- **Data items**
## Start

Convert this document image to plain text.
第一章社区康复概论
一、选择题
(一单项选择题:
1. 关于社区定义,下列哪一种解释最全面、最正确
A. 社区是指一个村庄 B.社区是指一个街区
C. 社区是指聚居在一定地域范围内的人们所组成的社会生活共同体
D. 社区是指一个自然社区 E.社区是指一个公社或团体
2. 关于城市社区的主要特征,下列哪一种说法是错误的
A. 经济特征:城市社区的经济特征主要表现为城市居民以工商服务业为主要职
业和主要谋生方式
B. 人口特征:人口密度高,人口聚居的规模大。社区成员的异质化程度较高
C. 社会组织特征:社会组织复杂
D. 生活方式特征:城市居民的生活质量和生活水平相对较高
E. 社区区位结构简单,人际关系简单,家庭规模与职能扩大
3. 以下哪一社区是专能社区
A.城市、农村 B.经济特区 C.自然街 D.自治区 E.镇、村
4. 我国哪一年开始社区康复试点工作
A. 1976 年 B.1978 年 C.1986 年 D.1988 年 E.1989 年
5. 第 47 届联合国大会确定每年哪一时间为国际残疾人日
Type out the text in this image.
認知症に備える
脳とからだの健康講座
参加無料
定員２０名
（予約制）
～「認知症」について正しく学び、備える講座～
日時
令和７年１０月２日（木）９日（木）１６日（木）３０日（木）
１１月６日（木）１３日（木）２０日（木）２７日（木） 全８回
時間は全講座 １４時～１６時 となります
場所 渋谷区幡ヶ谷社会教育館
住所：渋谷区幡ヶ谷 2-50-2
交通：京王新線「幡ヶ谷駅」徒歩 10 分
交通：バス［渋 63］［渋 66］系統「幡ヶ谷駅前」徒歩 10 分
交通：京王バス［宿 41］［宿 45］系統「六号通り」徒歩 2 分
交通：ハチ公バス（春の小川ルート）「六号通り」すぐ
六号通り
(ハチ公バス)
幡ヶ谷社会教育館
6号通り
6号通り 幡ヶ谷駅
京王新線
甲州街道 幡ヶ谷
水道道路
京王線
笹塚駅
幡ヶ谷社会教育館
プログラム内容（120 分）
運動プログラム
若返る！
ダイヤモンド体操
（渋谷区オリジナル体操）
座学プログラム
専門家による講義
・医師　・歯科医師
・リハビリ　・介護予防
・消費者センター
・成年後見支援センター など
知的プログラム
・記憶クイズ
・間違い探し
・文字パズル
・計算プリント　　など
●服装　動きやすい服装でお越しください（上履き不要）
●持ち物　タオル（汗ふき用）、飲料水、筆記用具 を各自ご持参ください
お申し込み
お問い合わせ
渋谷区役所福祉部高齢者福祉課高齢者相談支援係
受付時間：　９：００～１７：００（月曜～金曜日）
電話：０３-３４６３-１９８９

## End

- **Given task**
Recopy the whole listing exactly.

- **Answer to the task**
Convert this document image to plain text.
第一章社区康复概论
一、选择题
(一单项选择题:
1. 关于社区定义,下列哪一种解释最全面、最正确
A. 社区是指一个村庄 B.社区是指一个街区
C. 社区是指聚居在一定地域范围内的人们所组成的社会生活共同体
D. 社区是指一个自然社区 E.社区是指一个公社或团体
2. 关于城市社区的主要特征,下列哪一种说法是错误的
A. 经济特征:城市社区的经济特征主要表现为城市居民以工商服务业为主要职
业和主要谋生方式
B. 人口特征:人口密度高,人口聚居的规模大。社区成员的异质化程度较高
C. 社会组织特征:社会组织复杂
D. 生活方式特征:城市居民的生活质量和生活水平相对较高
E. 社区区位结构简单,人际关系简单,家庭规模与职能扩大
3. 以下哪一社区是专能社区
A.城市、农村 B.经济特区 C.自然街 D.自治区 E.镇、村
4. 我国哪一年开始社区康复试点工作
A. 1976 年 B.1978 年 C.1986 年 D.1988 年 E.1989 年
5. 第 47 届联合国大会确定每年哪一时间为国际残疾人日
Type out the text in this image.
認知症に備える
脳とからだの健康講座
参加無料
定員２０名
（予約制）
～「認知症」について正しく学び、備える講座～
日時
令和７年１０月２日（木）９日（木）１６日（木）３０日（木）
１１月６日（木）１３日（木）２０日（木）２７日（木） 全８回
時間は全講座 １４時～１６時 となります
場所 渋谷区幡ヶ谷社会教育館
住所：渋谷区幡ヶ谷 2-50-2
交通：京王新線「幡ヶ谷駅」徒歩 10 分
交通：バス［渋 63］［渋 66］系統「幡ヶ谷駅前」徒歩 10 分
交通：京王バス［宿 41］［宿 45］系統「六号通り」徒歩 2 分
交通：ハチ公バス（春の小川ルート）「六号通り」すぐ
六号通り
(ハチ公バス)
幡ヶ谷社会教育館
6号通り
6号通り 幡ヶ谷駅
京王新線
甲州街道 幡ヶ谷
水道道路
京王線
笹塚駅
幡ヶ谷社会教育館
プログラム内容（120 分）
運動プログラム
若返る！
ダイヤモンド体操
（渋谷区オリジナル体操）
座学プログラム
専門家による講義
・医師　・歯科医師
・リハビリ　・介護予防
・消費者センター
・成年後見支援センター など
知的プログラム
・記憶クイズ
・間違い探し
・文字パズル
・計算プリント　　など
●服装　動きやすい服装でお越しください（上履き不要）
●持ち物　タオル（汗ふき用）、飲料水、筆記用具 を各自ご持参ください
お申し込み
お問い合わせ
渋谷区役所福祉部高齢者福祉課高齢者相談支援係
受付時間：　９：００～１７：００（月曜～金曜日）
電話：０３-３４６３-１９８９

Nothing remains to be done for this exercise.